Task objective:
Pull out every line of the records that contains the string "inner". Case counts.
=-=-=
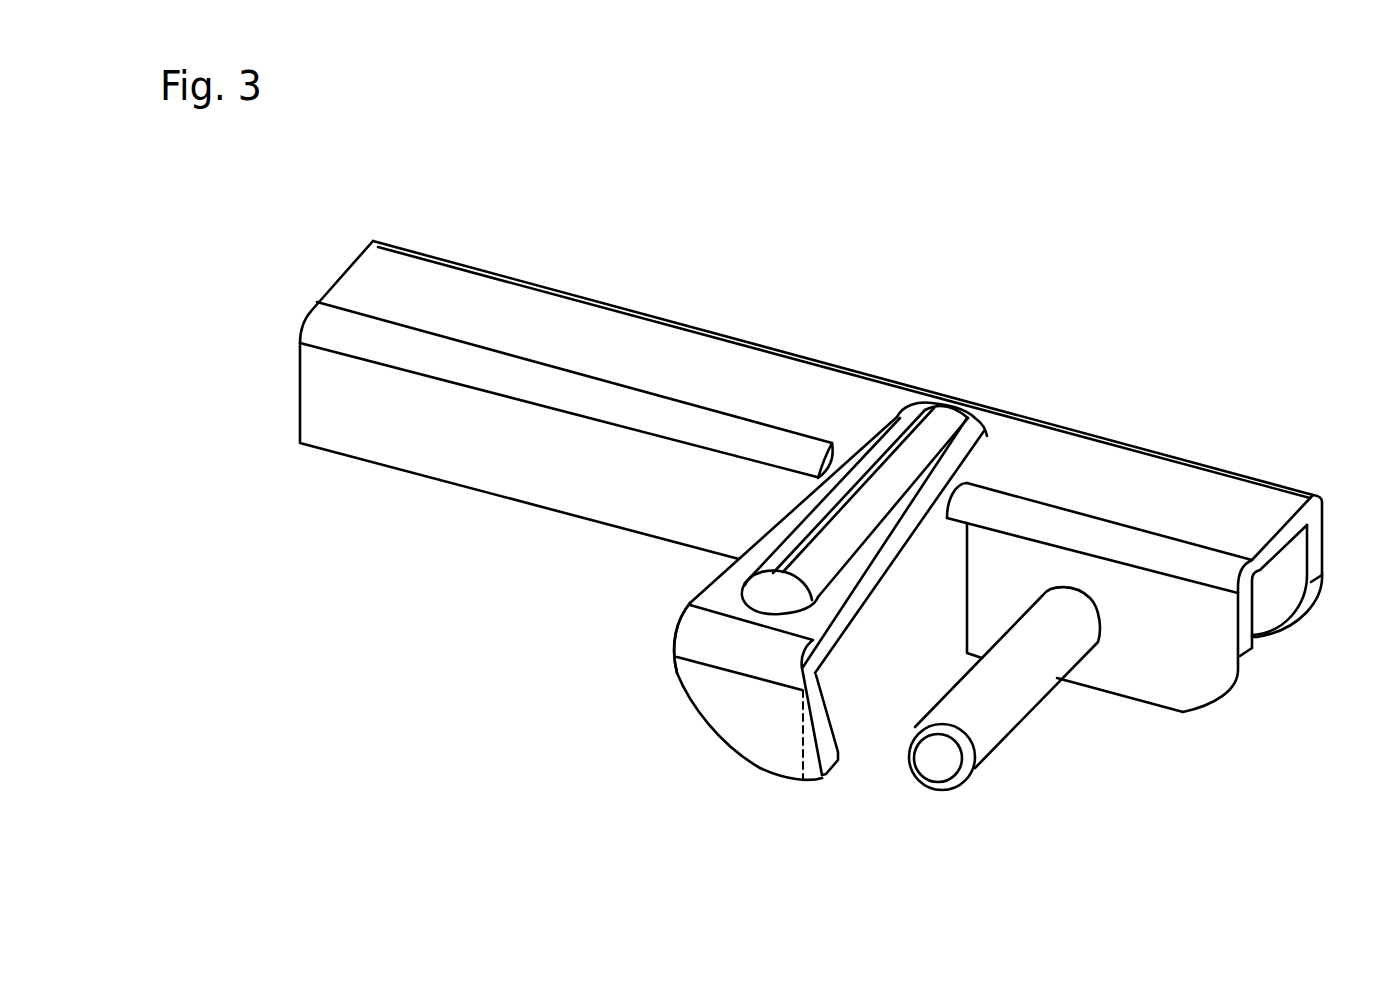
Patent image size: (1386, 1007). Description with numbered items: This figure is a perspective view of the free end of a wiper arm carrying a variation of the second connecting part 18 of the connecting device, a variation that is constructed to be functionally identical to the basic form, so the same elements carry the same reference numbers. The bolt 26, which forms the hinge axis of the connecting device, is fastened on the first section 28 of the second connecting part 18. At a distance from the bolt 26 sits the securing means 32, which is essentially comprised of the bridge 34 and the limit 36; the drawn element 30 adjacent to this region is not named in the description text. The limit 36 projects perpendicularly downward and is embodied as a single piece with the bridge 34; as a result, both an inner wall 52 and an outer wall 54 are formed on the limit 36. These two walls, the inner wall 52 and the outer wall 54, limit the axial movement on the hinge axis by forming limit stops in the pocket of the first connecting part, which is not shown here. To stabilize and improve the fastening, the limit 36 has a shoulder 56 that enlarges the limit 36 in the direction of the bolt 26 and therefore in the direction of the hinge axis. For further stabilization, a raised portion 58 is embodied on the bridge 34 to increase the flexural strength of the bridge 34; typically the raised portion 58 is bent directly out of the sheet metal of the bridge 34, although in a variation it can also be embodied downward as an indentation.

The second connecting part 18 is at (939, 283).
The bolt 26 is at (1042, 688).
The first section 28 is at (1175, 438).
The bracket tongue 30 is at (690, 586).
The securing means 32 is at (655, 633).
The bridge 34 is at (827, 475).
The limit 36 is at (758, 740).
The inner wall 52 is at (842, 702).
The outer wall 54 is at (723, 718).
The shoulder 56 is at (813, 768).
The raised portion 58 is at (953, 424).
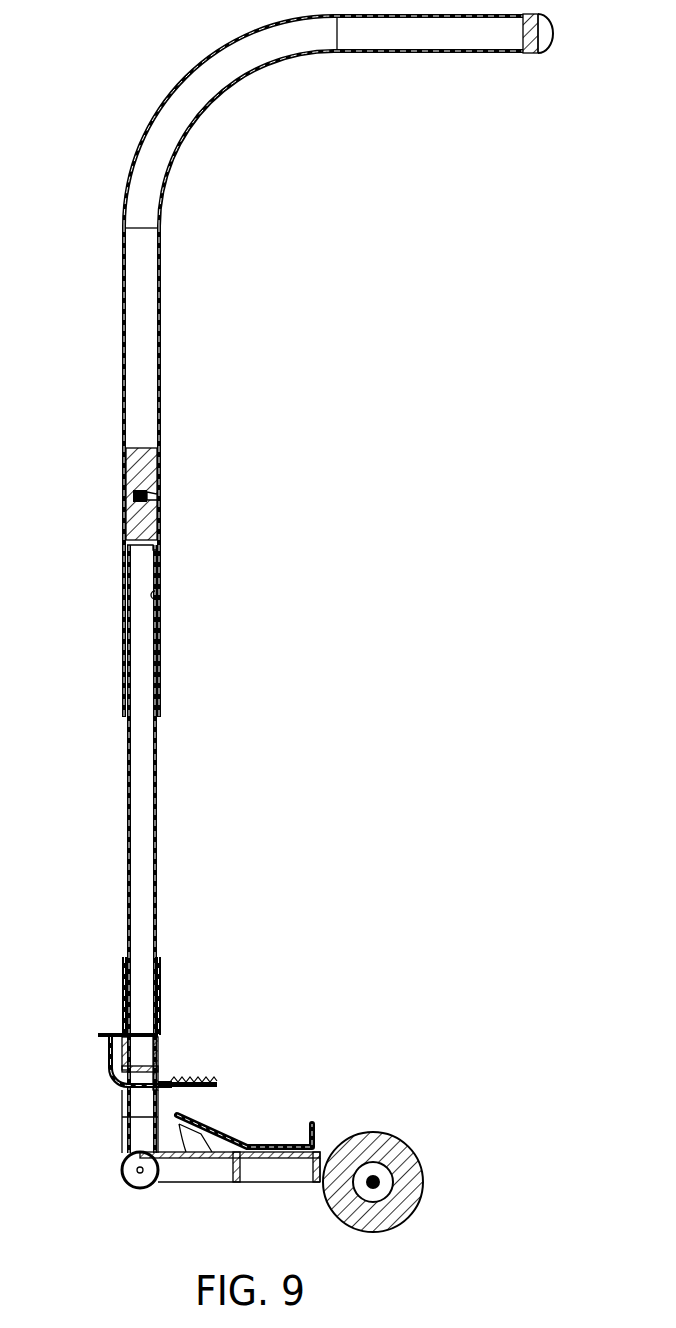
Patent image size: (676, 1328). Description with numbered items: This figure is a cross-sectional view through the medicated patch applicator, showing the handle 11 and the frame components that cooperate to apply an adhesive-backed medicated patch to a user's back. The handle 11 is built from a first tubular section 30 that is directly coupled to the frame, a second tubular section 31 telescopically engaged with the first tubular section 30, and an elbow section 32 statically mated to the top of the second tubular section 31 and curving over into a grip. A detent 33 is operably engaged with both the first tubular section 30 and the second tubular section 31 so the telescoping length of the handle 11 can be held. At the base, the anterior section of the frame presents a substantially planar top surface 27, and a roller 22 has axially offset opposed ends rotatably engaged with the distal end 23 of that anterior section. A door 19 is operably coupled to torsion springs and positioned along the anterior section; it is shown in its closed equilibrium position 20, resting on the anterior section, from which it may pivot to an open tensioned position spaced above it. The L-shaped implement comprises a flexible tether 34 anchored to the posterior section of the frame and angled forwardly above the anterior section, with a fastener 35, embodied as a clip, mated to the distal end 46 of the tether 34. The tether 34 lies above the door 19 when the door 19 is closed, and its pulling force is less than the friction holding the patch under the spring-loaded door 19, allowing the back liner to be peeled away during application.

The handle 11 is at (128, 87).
=-=-=
Task response:
Patent image size: (1386, 1007). Description with numbered items: This figure is a perspective view of the free end of a wiper arm carrying a variation of the second connecting part 18 of the connecting device, a variation that is constructed to be functionally identical to the basic form, so the same elements carry the same reference numbers. The bolt 26, which forms the hinge axis of the connecting device, is fastened on the first section 28 of the second connecting part 18. At a distance from the bolt 26 sits the securing means 32, which is essentially comprised of the bridge 34 and the limit 36; the drawn element 30 adjacent to this region is not named in the description text. The limit 36 projects perpendicularly downward and is embodied as a single piece with the bridge 34; as a result, both an inner wall 52 and an outer wall 54 are formed on the limit 36. These two walls, the inner wall 52 and the outer wall 54, limit the axial movement on the hinge axis by forming limit stops in the pocket of the first connecting part, which is not shown here. To stabilize and improve the fastening, the limit 36 has a shoulder 56 that enlarges the limit 36 in the direction of the bolt 26 and therefore in the direction of the hinge axis. For further stabilization, a raised portion 58 is embodied on the bridge 34 to increase the flexural strength of the bridge 34; typically the raised portion 58 is bent directly out of the sheet metal of the bridge 34, although in a variation it can also be embodied downward as an indentation.
The inner wall 52 is at (842, 702).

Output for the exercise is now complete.